■ Given exercise:
Look over the lines below. Report each one that includes the string "name".

● ● ● ● ●

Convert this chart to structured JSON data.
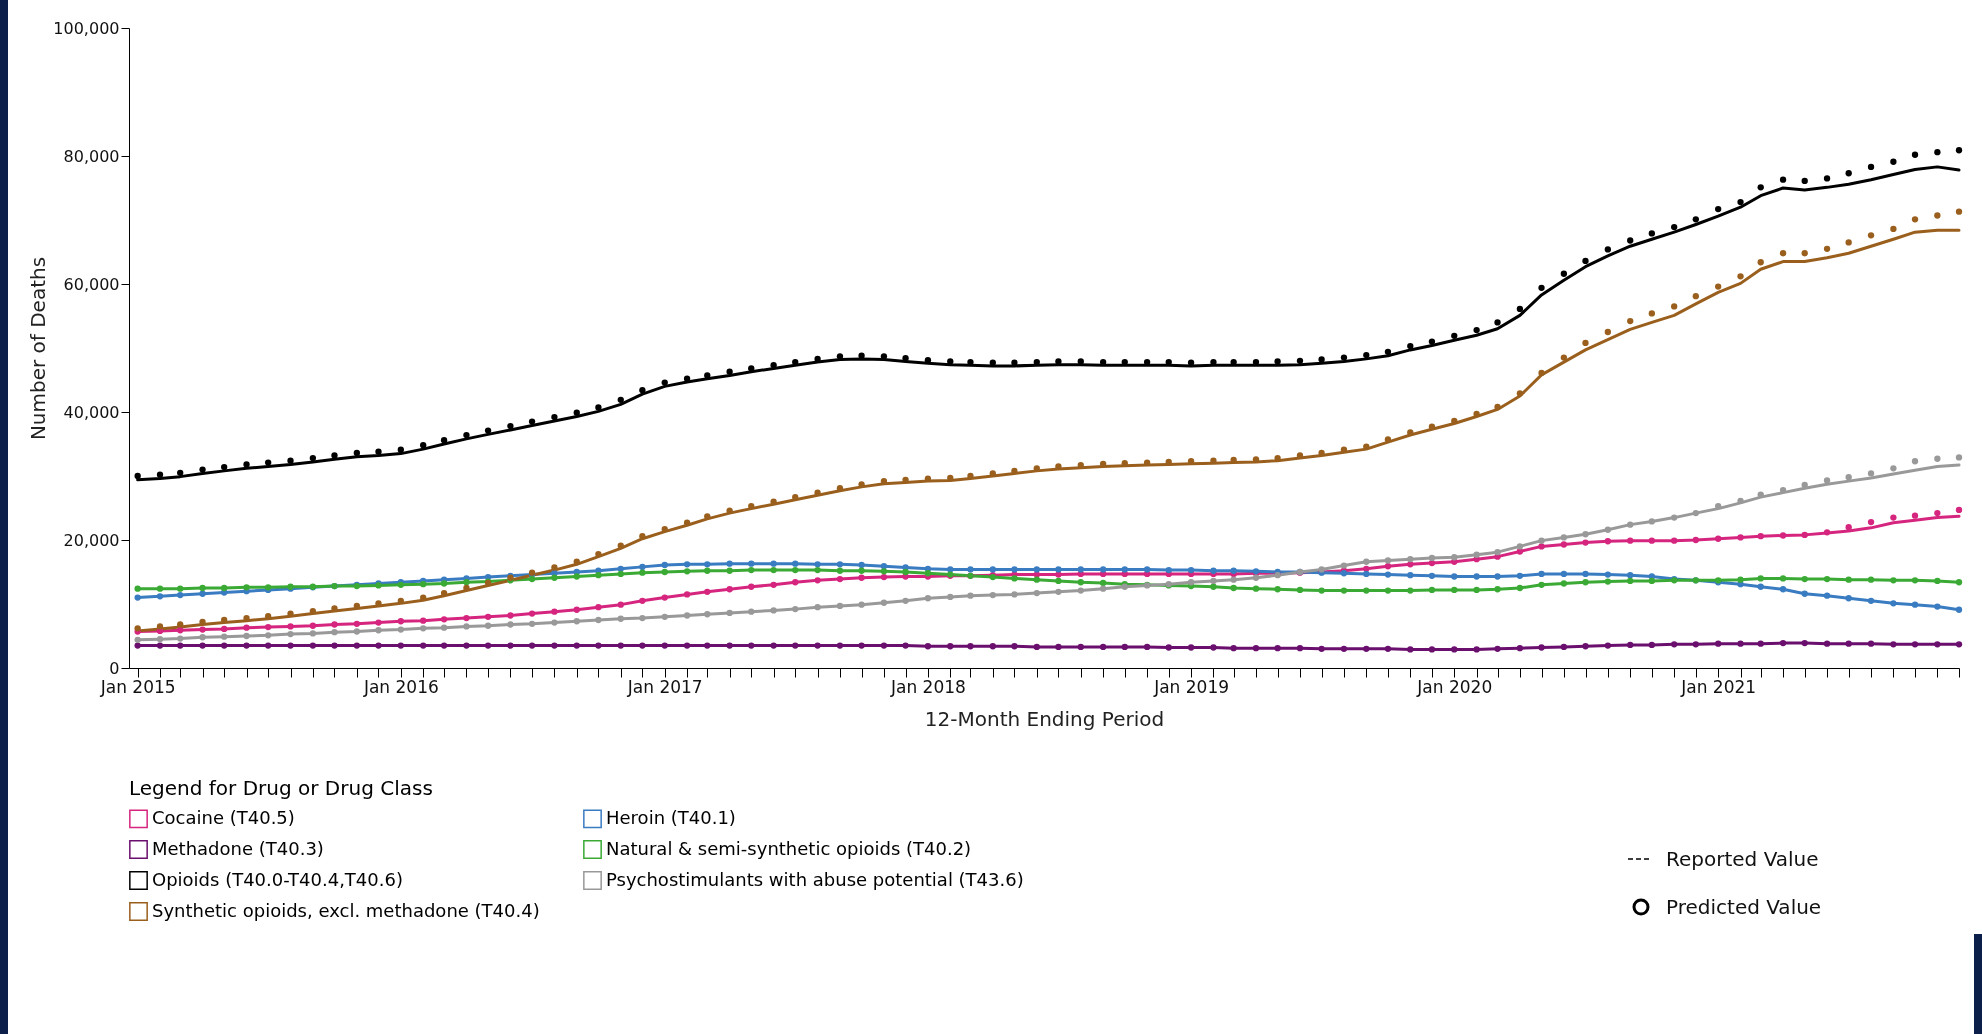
{
  "chart_data": {
    "type": "line",
    "line_style": "solid",
    "xlabel": "12-Month Ending Period",
    "ylabel": "Number of Deaths",
    "legend_title": "Legend for Drug or Drug Class",
    "legend": "bottom",
    "annotations": [
      "Reported Value",
      "Predicted Value"
    ],
    "x": [
      "2015-01",
      "2015-02",
      "2015-03",
      "2015-04",
      "2015-05",
      "2015-06",
      "2015-07",
      "2015-08",
      "2015-09",
      "2015-10",
      "2015-11",
      "2015-12",
      "2016-01",
      "2016-02",
      "2016-03",
      "2016-04",
      "2016-05",
      "2016-06",
      "2016-07",
      "2016-08",
      "2016-09",
      "2016-10",
      "2016-11",
      "2016-12",
      "2017-01",
      "2017-02",
      "2017-03",
      "2017-04",
      "2017-05",
      "2017-06",
      "2017-07",
      "2017-08",
      "2017-09",
      "2017-10",
      "2017-11",
      "2017-12",
      "2018-01",
      "2018-02",
      "2018-03",
      "2018-04",
      "2018-05",
      "2018-06",
      "2018-07",
      "2018-08",
      "2018-09",
      "2018-10",
      "2018-11",
      "2018-12",
      "2019-01",
      "2019-02",
      "2019-03",
      "2019-04",
      "2019-05",
      "2019-06",
      "2019-07",
      "2019-08",
      "2019-09",
      "2019-10",
      "2019-11",
      "2019-12",
      "2020-01",
      "2020-02",
      "2020-03",
      "2020-04",
      "2020-05",
      "2020-06",
      "2020-07",
      "2020-08",
      "2020-09",
      "2020-10",
      "2020-11",
      "2020-12",
      "2021-01",
      "2021-02",
      "2021-03",
      "2021-04",
      "2021-05",
      "2021-06",
      "2021-07",
      "2021-08",
      "2021-09",
      "2021-10",
      "2021-11",
      "2021-12"
    ],
    "xlim": [
      "2014-12-20",
      "2021-12"
    ],
    "xticks": [
      {
        "value": "2015-01",
        "label": "Jan 2015"
      },
      {
        "value": "2015-02",
        "label": null
      },
      {
        "value": "2015-03",
        "label": null
      },
      {
        "value": "2015-04",
        "label": null
      },
      {
        "value": "2015-05",
        "label": null
      },
      {
        "value": "2015-06",
        "label": null
      },
      {
        "value": "2015-07",
        "label": null
      },
      {
        "value": "2015-08",
        "label": null
      },
      {
        "value": "2015-09",
        "label": null
      },
      {
        "value": "2015-10",
        "label": null
      },
      {
        "value": "2015-11",
        "label": null
      },
      {
        "value": "2015-12",
        "label": null
      },
      {
        "value": "2016-01",
        "label": "Jan 2016"
      },
      {
        "value": "2016-02",
        "label": null
      },
      {
        "value": "2016-03",
        "label": null
      },
      {
        "value": "2016-04",
        "label": null
      },
      {
        "value": "2016-05",
        "label": null
      },
      {
        "value": "2016-06",
        "label": null
      },
      {
        "value": "2016-07",
        "label": null
      },
      {
        "value": "2016-08",
        "label": null
      },
      {
        "value": "2016-09",
        "label": null
      },
      {
        "value": "2016-10",
        "label": null
      },
      {
        "value": "2016-11",
        "label": null
      },
      {
        "value": "2016-12",
        "label": null
      },
      {
        "value": "2017-01",
        "label": "Jan 2017"
      },
      {
        "value": "2017-02",
        "label": null
      },
      {
        "value": "2017-03",
        "label": null
      },
      {
        "value": "2017-04",
        "label": null
      },
      {
        "value": "2017-05",
        "label": null
      },
      {
        "value": "2017-06",
        "label": null
      },
      {
        "value": "2017-07",
        "label": null
      },
      {
        "value": "2017-08",
        "label": null
      },
      {
        "value": "2017-09",
        "label": null
      },
      {
        "value": "2017-10",
        "label": null
      },
      {
        "value": "2017-11",
        "label": null
      },
      {
        "value": "2017-12",
        "label": null
      },
      {
        "value": "2018-01",
        "label": "Jan 2018"
      },
      {
        "value": "2018-02",
        "label": null
      },
      {
        "value": "2018-03",
        "label": null
      },
      {
        "value": "2018-04",
        "label": null
      },
      {
        "value": "2018-05",
        "label": null
      },
      {
        "value": "2018-06",
        "label": null
      },
      {
        "value": "2018-07",
        "label": null
      },
      {
        "value": "2018-08",
        "label": null
      },
      {
        "value": "2018-09",
        "label": null
      },
      {
        "value": "2018-10",
        "label": null
      },
      {
        "value": "2018-11",
        "label": null
      },
      {
        "value": "2018-12",
        "label": null
      },
      {
        "value": "2019-01",
        "label": "Jan 2019"
      },
      {
        "value": "2019-02",
        "label": null
      },
      {
        "value": "2019-03",
        "label": null
      },
      {
        "value": "2019-04",
        "label": null
      },
      {
        "value": "2019-05",
        "label": null
      },
      {
        "value": "2019-06",
        "label": null
      },
      {
        "value": "2019-07",
        "label": null
      },
      {
        "value": "2019-08",
        "label": null
      },
      {
        "value": "2019-09",
        "label": null
      },
      {
        "value": "2019-10",
        "label": null
      },
      {
        "value": "2019-11",
        "label": null
      },
      {
        "value": "2019-12",
        "label": null
      },
      {
        "value": "2020-01",
        "label": "Jan 2020"
      },
      {
        "value": "2020-02",
        "label": null
      },
      {
        "value": "2020-03",
        "label": null
      },
      {
        "value": "2020-04",
        "label": null
      },
      {
        "value": "2020-05",
        "label": null
      },
      {
        "value": "2020-06",
        "label": null
      },
      {
        "value": "2020-07",
        "label": null
      },
      {
        "value": "2020-08",
        "label": null
      },
      {
        "value": "2020-09",
        "label": null
      },
      {
        "value": "2020-10",
        "label": null
      },
      {
        "value": "2020-11",
        "label": null
      },
      {
        "value": "2020-12",
        "label": null
      },
      {
        "value": "2021-01",
        "label": "Jan 2021"
      },
      {
        "value": "2021-02",
        "label": null
      },
      {
        "value": "2021-03",
        "label": null
      },
      {
        "value": "2021-04",
        "label": null
      },
      {
        "value": "2021-05",
        "label": null
      },
      {
        "value": "2021-06",
        "label": null
      },
      {
        "value": "2021-07",
        "label": null
      },
      {
        "value": "2021-08",
        "label": null
      },
      {
        "value": "2021-09",
        "label": null
      },
      {
        "value": "2021-10",
        "label": null
      },
      {
        "value": "2021-11",
        "label": null
      },
      {
        "value": "2021-12",
        "label": null
      }
    ],
    "ylim": [
      0,
      100000
    ],
    "yticks": [
      0,
      {
        "value": 20000,
        "label": "20,000"
      },
      {
        "value": 40000,
        "label": "40,000"
      },
      {
        "value": 60000,
        "label": "60,000"
      },
      {
        "value": 80000,
        "label": "80,000"
      },
      {
        "value": 100000,
        "label": "100,000"
      }
    ],
    "series": [
      {
        "name": "Cocaine (T40.5)",
        "color": "#d6257e",
        "values": [
          5700,
          5800,
          5900,
          6000,
          6100,
          6300,
          6400,
          6500,
          6600,
          6800,
          6900,
          7100,
          7300,
          7400,
          7600,
          7800,
          8000,
          8200,
          8500,
          8800,
          9100,
          9500,
          9900,
          10500,
          11000,
          11500,
          11900,
          12300,
          12700,
          13000,
          13400,
          13700,
          13900,
          14100,
          14200,
          14300,
          14300,
          14400,
          14400,
          14500,
          14600,
          14600,
          14600,
          14700,
          14700,
          14700,
          14700,
          14700,
          14700,
          14700,
          14700,
          14800,
          14800,
          14900,
          15000,
          15200,
          15500,
          15900,
          16200,
          16400,
          16600,
          17000,
          17400,
          18200,
          19000,
          19300,
          19600,
          19800,
          19900,
          19900,
          19900,
          20000,
          20200,
          20400,
          20600,
          20700,
          20800,
          21100,
          21400,
          21900,
          22700,
          23100,
          23500,
          23700
        ]
      },
      {
        "name": "Heroin (T40.1)",
        "color": "#3a7cc1",
        "values": [
          11000,
          11200,
          11400,
          11600,
          11800,
          12000,
          12200,
          12400,
          12600,
          12800,
          13000,
          13200,
          13400,
          13600,
          13800,
          14000,
          14200,
          14400,
          14600,
          14800,
          15000,
          15200,
          15500,
          15800,
          16100,
          16200,
          16200,
          16300,
          16300,
          16300,
          16300,
          16200,
          16200,
          16100,
          15900,
          15700,
          15500,
          15400,
          15400,
          15400,
          15400,
          15400,
          15400,
          15400,
          15400,
          15400,
          15400,
          15300,
          15300,
          15200,
          15200,
          15100,
          15000,
          15000,
          14900,
          14800,
          14700,
          14600,
          14500,
          14400,
          14300,
          14300,
          14300,
          14400,
          14700,
          14700,
          14700,
          14600,
          14500,
          14300,
          13900,
          13700,
          13400,
          13100,
          12700,
          12300,
          11600,
          11300,
          10900,
          10500,
          10100,
          9900,
          9600,
          9100
        ]
      },
      {
        "name": "Methadone (T40.3)",
        "color": "#6b0f6e",
        "values": [
          3500,
          3500,
          3500,
          3500,
          3500,
          3500,
          3500,
          3500,
          3500,
          3500,
          3500,
          3500,
          3500,
          3500,
          3500,
          3500,
          3500,
          3500,
          3500,
          3500,
          3500,
          3500,
          3500,
          3500,
          3500,
          3500,
          3500,
          3500,
          3500,
          3500,
          3500,
          3500,
          3500,
          3500,
          3500,
          3500,
          3400,
          3400,
          3400,
          3400,
          3400,
          3300,
          3300,
          3300,
          3300,
          3300,
          3300,
          3200,
          3200,
          3200,
          3100,
          3100,
          3100,
          3100,
          3000,
          3000,
          3000,
          3000,
          2900,
          2900,
          2900,
          2900,
          3000,
          3100,
          3200,
          3300,
          3400,
          3500,
          3600,
          3600,
          3700,
          3700,
          3800,
          3800,
          3800,
          3900,
          3900,
          3800,
          3800,
          3800,
          3700,
          3700,
          3700,
          3700
        ]
      },
      {
        "name": "Natural & semi-synthetic opioids (T40.2)",
        "color": "#3aaa35",
        "values": [
          12400,
          12400,
          12400,
          12500,
          12500,
          12600,
          12600,
          12700,
          12700,
          12800,
          12800,
          12900,
          13000,
          13100,
          13200,
          13400,
          13500,
          13700,
          13900,
          14100,
          14300,
          14500,
          14700,
          14900,
          15000,
          15100,
          15200,
          15200,
          15300,
          15300,
          15300,
          15300,
          15200,
          15200,
          15100,
          15000,
          14800,
          14600,
          14400,
          14200,
          14000,
          13800,
          13600,
          13400,
          13300,
          13100,
          13000,
          12900,
          12800,
          12700,
          12500,
          12400,
          12300,
          12200,
          12100,
          12100,
          12100,
          12100,
          12100,
          12200,
          12200,
          12200,
          12300,
          12500,
          13000,
          13200,
          13400,
          13500,
          13600,
          13600,
          13700,
          13700,
          13700,
          13800,
          14000,
          14000,
          13900,
          13900,
          13800,
          13800,
          13700,
          13700,
          13600,
          13400
        ]
      },
      {
        "name": "Opioids (T40.0-T40.4,T40.6)",
        "color": "#000000",
        "values": [
          29400,
          29600,
          29900,
          30400,
          30800,
          31200,
          31500,
          31800,
          32200,
          32600,
          33000,
          33200,
          33500,
          34200,
          35000,
          35800,
          36500,
          37200,
          37900,
          38600,
          39300,
          40100,
          41200,
          42800,
          44000,
          44700,
          45200,
          45700,
          46300,
          46800,
          47300,
          47800,
          48200,
          48300,
          48200,
          47900,
          47600,
          47400,
          47300,
          47200,
          47200,
          47300,
          47400,
          47400,
          47300,
          47300,
          47300,
          47300,
          47200,
          47300,
          47300,
          47300,
          47300,
          47400,
          47600,
          47900,
          48300,
          48800,
          49700,
          50400,
          51200,
          52000,
          53000,
          55100,
          58300,
          60600,
          62700,
          64400,
          65900,
          67000,
          68100,
          69300,
          70600,
          72000,
          73800,
          75000,
          74700,
          75100,
          75600,
          76300,
          77100,
          77900,
          78300,
          77800
        ]
      },
      {
        "name": "Psychostimulants with abuse potential (T43.6)",
        "color": "#999999",
        "values": [
          4400,
          4500,
          4600,
          4800,
          4900,
          5000,
          5100,
          5300,
          5400,
          5600,
          5700,
          5900,
          6000,
          6200,
          6300,
          6500,
          6600,
          6800,
          6900,
          7100,
          7300,
          7500,
          7700,
          7800,
          8000,
          8200,
          8400,
          8600,
          8800,
          9000,
          9200,
          9500,
          9700,
          9900,
          10200,
          10500,
          10900,
          11100,
          11300,
          11400,
          11500,
          11700,
          11900,
          12100,
          12400,
          12700,
          12900,
          13100,
          13400,
          13600,
          13800,
          14100,
          14500,
          15000,
          15400,
          16000,
          16600,
          16800,
          17000,
          17200,
          17300,
          17700,
          18100,
          19000,
          19900,
          20400,
          20900,
          21600,
          22400,
          22900,
          23500,
          24200,
          24900,
          25800,
          26700,
          27400,
          28100,
          28700,
          29200,
          29700,
          30300,
          30900,
          31500,
          31700
        ]
      },
      {
        "name": "Synthetic opioids, excl. methadone (T40.4)",
        "color": "#9a5f1d",
        "values": [
          5800,
          6100,
          6400,
          6800,
          7100,
          7400,
          7700,
          8100,
          8500,
          8900,
          9300,
          9700,
          10100,
          10600,
          11300,
          12100,
          12900,
          13700,
          14500,
          15300,
          16200,
          17400,
          18700,
          20200,
          21300,
          22300,
          23300,
          24200,
          24900,
          25600,
          26300,
          27000,
          27700,
          28300,
          28800,
          29000,
          29200,
          29300,
          29600,
          30000,
          30400,
          30800,
          31100,
          31300,
          31500,
          31600,
          31700,
          31800,
          31900,
          32000,
          32100,
          32200,
          32400,
          32800,
          33200,
          33700,
          34200,
          35300,
          36400,
          37300,
          38200,
          39300,
          40400,
          42500,
          45800,
          47800,
          49700,
          51300,
          52900,
          54000,
          55100,
          56900,
          58700,
          60100,
          62300,
          63500,
          63500,
          64100,
          64800,
          65900,
          67000,
          68100,
          68400,
          68400
        ]
      },
      {
        "type": "scatter",
        "marker": "circle",
        "color": "#d6257e",
        "values": [
          5700,
          5800,
          5900,
          6000,
          6100,
          6300,
          6400,
          6500,
          6600,
          6800,
          6900,
          7100,
          7300,
          7400,
          7600,
          7800,
          8000,
          8200,
          8500,
          8800,
          9100,
          9500,
          9900,
          10500,
          11000,
          11500,
          11900,
          12300,
          12700,
          13000,
          13400,
          13700,
          13900,
          14100,
          14200,
          14300,
          14300,
          14400,
          14400,
          14500,
          14600,
          14600,
          14600,
          14700,
          14700,
          14700,
          14700,
          14700,
          14700,
          14700,
          14700,
          14800,
          14800,
          14900,
          15000,
          15200,
          15500,
          15900,
          16200,
          16400,
          16600,
          17000,
          17400,
          18200,
          19000,
          19300,
          19600,
          19800,
          19900,
          19900,
          19900,
          20000,
          20200,
          20400,
          20600,
          20700,
          20800,
          21200,
          22000,
          22800,
          23500,
          23800,
          24200,
          24700
        ]
      },
      {
        "type": "scatter",
        "marker": "circle",
        "color": "#3a7cc1",
        "values": [
          11000,
          11200,
          11400,
          11600,
          11800,
          12000,
          12200,
          12400,
          12600,
          12800,
          13000,
          13200,
          13400,
          13600,
          13800,
          14000,
          14200,
          14400,
          14600,
          14800,
          15000,
          15200,
          15500,
          15800,
          16100,
          16200,
          16200,
          16300,
          16300,
          16300,
          16300,
          16200,
          16200,
          16100,
          15900,
          15700,
          15500,
          15400,
          15400,
          15400,
          15400,
          15400,
          15400,
          15400,
          15400,
          15400,
          15400,
          15300,
          15300,
          15200,
          15200,
          15100,
          15000,
          15000,
          14900,
          14800,
          14700,
          14600,
          14500,
          14400,
          14300,
          14300,
          14300,
          14400,
          14700,
          14700,
          14700,
          14600,
          14500,
          14300,
          13900,
          13700,
          13400,
          13100,
          12700,
          12300,
          11600,
          11300,
          10900,
          10500,
          10100,
          9900,
          9600,
          9100
        ]
      },
      {
        "type": "scatter",
        "marker": "circle",
        "color": "#6b0f6e",
        "values": [
          3500,
          3500,
          3500,
          3500,
          3500,
          3500,
          3500,
          3500,
          3500,
          3500,
          3500,
          3500,
          3500,
          3500,
          3500,
          3500,
          3500,
          3500,
          3500,
          3500,
          3500,
          3500,
          3500,
          3500,
          3500,
          3500,
          3500,
          3500,
          3500,
          3500,
          3500,
          3500,
          3500,
          3500,
          3500,
          3500,
          3400,
          3400,
          3400,
          3400,
          3400,
          3300,
          3300,
          3300,
          3300,
          3300,
          3300,
          3200,
          3200,
          3200,
          3100,
          3100,
          3100,
          3100,
          3000,
          3000,
          3000,
          3000,
          2900,
          2900,
          2900,
          2900,
          3000,
          3100,
          3200,
          3300,
          3400,
          3500,
          3600,
          3600,
          3700,
          3700,
          3800,
          3800,
          3800,
          3900,
          3900,
          3800,
          3800,
          3800,
          3700,
          3700,
          3700,
          3700
        ]
      },
      {
        "type": "scatter",
        "marker": "circle",
        "color": "#3aaa35",
        "values": [
          12400,
          12400,
          12400,
          12500,
          12500,
          12600,
          12600,
          12700,
          12700,
          12800,
          12800,
          12900,
          13000,
          13100,
          13200,
          13400,
          13500,
          13700,
          13900,
          14100,
          14300,
          14500,
          14700,
          14900,
          15000,
          15100,
          15200,
          15200,
          15300,
          15300,
          15300,
          15300,
          15200,
          15200,
          15100,
          15000,
          14800,
          14600,
          14400,
          14200,
          14000,
          13800,
          13600,
          13400,
          13300,
          13100,
          13000,
          12900,
          12800,
          12700,
          12500,
          12400,
          12300,
          12200,
          12100,
          12100,
          12100,
          12100,
          12100,
          12200,
          12200,
          12200,
          12300,
          12500,
          13000,
          13200,
          13400,
          13500,
          13600,
          13600,
          13700,
          13700,
          13700,
          13800,
          14000,
          14000,
          13900,
          13900,
          13800,
          13800,
          13700,
          13700,
          13600,
          13400
        ]
      },
      {
        "type": "scatter",
        "marker": "circle",
        "color": "#000000",
        "values": [
          30000,
          30200,
          30500,
          31000,
          31400,
          31800,
          32100,
          32400,
          32800,
          33200,
          33600,
          33800,
          34100,
          34800,
          35600,
          36400,
          37100,
          37800,
          38500,
          39200,
          39900,
          40700,
          41900,
          43400,
          44600,
          45200,
          45700,
          46300,
          46800,
          47300,
          47800,
          48300,
          48700,
          48800,
          48700,
          48400,
          48100,
          47900,
          47800,
          47700,
          47700,
          47800,
          47900,
          47900,
          47800,
          47800,
          47800,
          47800,
          47700,
          47800,
          47800,
          47800,
          47900,
          48000,
          48200,
          48500,
          48900,
          49400,
          50300,
          51000,
          51900,
          52800,
          54000,
          56100,
          59400,
          61600,
          63600,
          65400,
          66800,
          67900,
          68900,
          70100,
          71700,
          72800,
          75100,
          76300,
          76100,
          76500,
          77300,
          78300,
          79100,
          80200,
          80600,
          80900
        ]
      },
      {
        "type": "scatter",
        "marker": "circle",
        "color": "#999999",
        "values": [
          4400,
          4500,
          4600,
          4800,
          4900,
          5000,
          5100,
          5300,
          5400,
          5600,
          5700,
          5900,
          6000,
          6200,
          6300,
          6500,
          6600,
          6800,
          6900,
          7100,
          7300,
          7500,
          7700,
          7800,
          8000,
          8200,
          8400,
          8600,
          8800,
          9000,
          9200,
          9500,
          9700,
          9900,
          10200,
          10500,
          10900,
          11100,
          11300,
          11400,
          11500,
          11700,
          11900,
          12100,
          12400,
          12700,
          12900,
          13100,
          13400,
          13600,
          13800,
          14100,
          14500,
          15000,
          15400,
          16000,
          16600,
          16800,
          17000,
          17200,
          17300,
          17700,
          18100,
          19000,
          19900,
          20400,
          20900,
          21600,
          22400,
          22900,
          23500,
          24200,
          25300,
          26100,
          27100,
          27800,
          28600,
          29300,
          29800,
          30400,
          31200,
          32300,
          32700,
          32900
        ]
      },
      {
        "type": "scatter",
        "marker": "circle",
        "color": "#9a5f1d",
        "values": [
          6200,
          6500,
          6800,
          7200,
          7500,
          7800,
          8100,
          8500,
          8900,
          9300,
          9700,
          10100,
          10500,
          11000,
          11700,
          12500,
          13300,
          14100,
          14900,
          15700,
          16600,
          17800,
          19100,
          20600,
          21700,
          22700,
          23700,
          24600,
          25300,
          26000,
          26700,
          27400,
          28100,
          28700,
          29200,
          29400,
          29600,
          29700,
          30000,
          30400,
          30800,
          31200,
          31500,
          31700,
          31900,
          32000,
          32100,
          32200,
          32300,
          32400,
          32500,
          32600,
          32800,
          33200,
          33600,
          34100,
          34600,
          35700,
          36800,
          37700,
          38600,
          39700,
          40800,
          42900,
          46100,
          48500,
          50800,
          52500,
          54200,
          55400,
          56500,
          58100,
          59600,
          61200,
          63400,
          64800,
          64800,
          65500,
          66500,
          67600,
          68600,
          70100,
          70700,
          71300
        ]
      }
    ]
  }
}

● ● ● ● ●

■ Answer to the problem:
        "name": "Cocaine (T40.5)",
        "name": "Heroin (T40.1)",
        "name": "Methadone (T40.3)",
        "name": "Natural & semi-synthetic opioids (T40.2)",
        "name": "Opioids (T40.0-T40.4,T40.6)",
        "name": "Psychostimulants with abuse potential (T43.6)",
        "name": "Synthetic opioids, excl. methadone (T40.4)",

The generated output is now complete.